◆ Requirement
Copy every line in which the string "Fitted" occurs.
## Begin The records
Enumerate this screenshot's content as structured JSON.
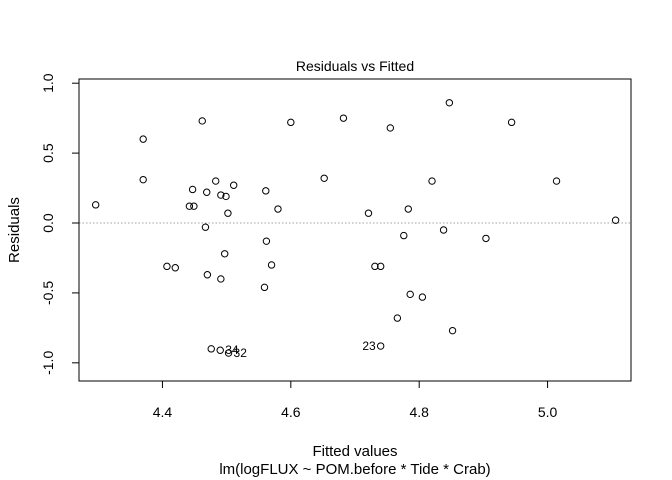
{
  "chart_data": {
    "type": "scatter",
    "title": "Residuals vs Fitted",
    "xlabel": "Fitted values",
    "ylabel": "Residuals",
    "subtitle": "lm(logFLUX ~ POM.before * Tide * Crab)",
    "xlim": [
      4.27,
      5.13
    ],
    "ylim": [
      -1.13,
      1.03
    ],
    "xticks": [
      4.4,
      4.6,
      4.8,
      5.0
    ],
    "xtick_labels": [
      "4.4",
      "4.6",
      "4.8",
      "5.0"
    ],
    "yticks": [
      1.0,
      0.5,
      0.0,
      -0.5,
      -1.0
    ],
    "ytick_labels": [
      "1.0",
      "0.5",
      "0.0",
      "-0.5",
      "-1.0"
    ],
    "reference_line": 0,
    "grid": false,
    "points": [
      {
        "x": 4.296,
        "y": 0.13
      },
      {
        "x": 4.37,
        "y": 0.6
      },
      {
        "x": 4.37,
        "y": 0.31
      },
      {
        "x": 4.407,
        "y": -0.31
      },
      {
        "x": 4.42,
        "y": -0.32
      },
      {
        "x": 4.442,
        "y": 0.12
      },
      {
        "x": 4.447,
        "y": 0.24
      },
      {
        "x": 4.449,
        "y": 0.12
      },
      {
        "x": 4.462,
        "y": 0.73
      },
      {
        "x": 4.467,
        "y": -0.03
      },
      {
        "x": 4.469,
        "y": 0.22
      },
      {
        "x": 4.47,
        "y": -0.37
      },
      {
        "x": 4.476,
        "y": -0.9
      },
      {
        "x": 4.483,
        "y": 0.3
      },
      {
        "x": 4.49,
        "y": -0.91
      },
      {
        "x": 4.491,
        "y": -0.4
      },
      {
        "x": 4.491,
        "y": 0.2
      },
      {
        "x": 4.497,
        "y": -0.22
      },
      {
        "x": 4.499,
        "y": 0.19
      },
      {
        "x": 4.502,
        "y": 0.07
      },
      {
        "x": 4.503,
        "y": -0.93
      },
      {
        "x": 4.511,
        "y": 0.27
      },
      {
        "x": 4.559,
        "y": -0.46
      },
      {
        "x": 4.561,
        "y": 0.23
      },
      {
        "x": 4.562,
        "y": -0.13
      },
      {
        "x": 4.57,
        "y": -0.3
      },
      {
        "x": 4.58,
        "y": 0.1
      },
      {
        "x": 4.6,
        "y": 0.72
      },
      {
        "x": 4.652,
        "y": 0.32
      },
      {
        "x": 4.682,
        "y": 0.75
      },
      {
        "x": 4.721,
        "y": 0.07
      },
      {
        "x": 4.731,
        "y": -0.31
      },
      {
        "x": 4.74,
        "y": -0.31
      },
      {
        "x": 4.74,
        "y": -0.88
      },
      {
        "x": 4.755,
        "y": 0.68
      },
      {
        "x": 4.766,
        "y": -0.68
      },
      {
        "x": 4.776,
        "y": -0.09
      },
      {
        "x": 4.783,
        "y": 0.1
      },
      {
        "x": 4.786,
        "y": -0.51
      },
      {
        "x": 4.805,
        "y": -0.53
      },
      {
        "x": 4.82,
        "y": 0.3
      },
      {
        "x": 4.838,
        "y": -0.05
      },
      {
        "x": 4.847,
        "y": 0.86
      },
      {
        "x": 4.852,
        "y": -0.77
      },
      {
        "x": 4.904,
        "y": -0.11
      },
      {
        "x": 4.944,
        "y": 0.72
      },
      {
        "x": 5.014,
        "y": 0.3
      },
      {
        "x": 5.106,
        "y": 0.02
      }
    ],
    "point_labels": [
      {
        "text": "23",
        "x": 4.74,
        "y": -0.88,
        "side": "left"
      },
      {
        "text": "34",
        "x": 4.49,
        "y": -0.91,
        "side": "right"
      },
      {
        "text": "32",
        "x": 4.503,
        "y": -0.93,
        "side": "right"
      }
    ]
  }
}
## End The records
◆ Result for this task
    "title": "Residuals vs Fitted",
    "xlabel": "Fitted values",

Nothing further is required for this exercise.